**What you need to do:**
For the data below, report the number of lines that contain the string "Bengkulu" and nothing else.

**Records to process:**
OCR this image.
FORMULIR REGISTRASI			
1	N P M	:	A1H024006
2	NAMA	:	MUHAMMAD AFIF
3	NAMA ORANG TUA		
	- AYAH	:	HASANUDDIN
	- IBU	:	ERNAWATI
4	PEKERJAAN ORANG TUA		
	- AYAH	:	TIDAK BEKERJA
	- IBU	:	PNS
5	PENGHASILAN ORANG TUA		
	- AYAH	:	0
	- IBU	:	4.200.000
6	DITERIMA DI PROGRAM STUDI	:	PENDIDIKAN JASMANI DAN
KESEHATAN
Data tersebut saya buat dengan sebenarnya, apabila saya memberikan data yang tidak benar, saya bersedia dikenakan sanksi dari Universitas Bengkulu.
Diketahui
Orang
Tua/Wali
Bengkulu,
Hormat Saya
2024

**Full response:**
2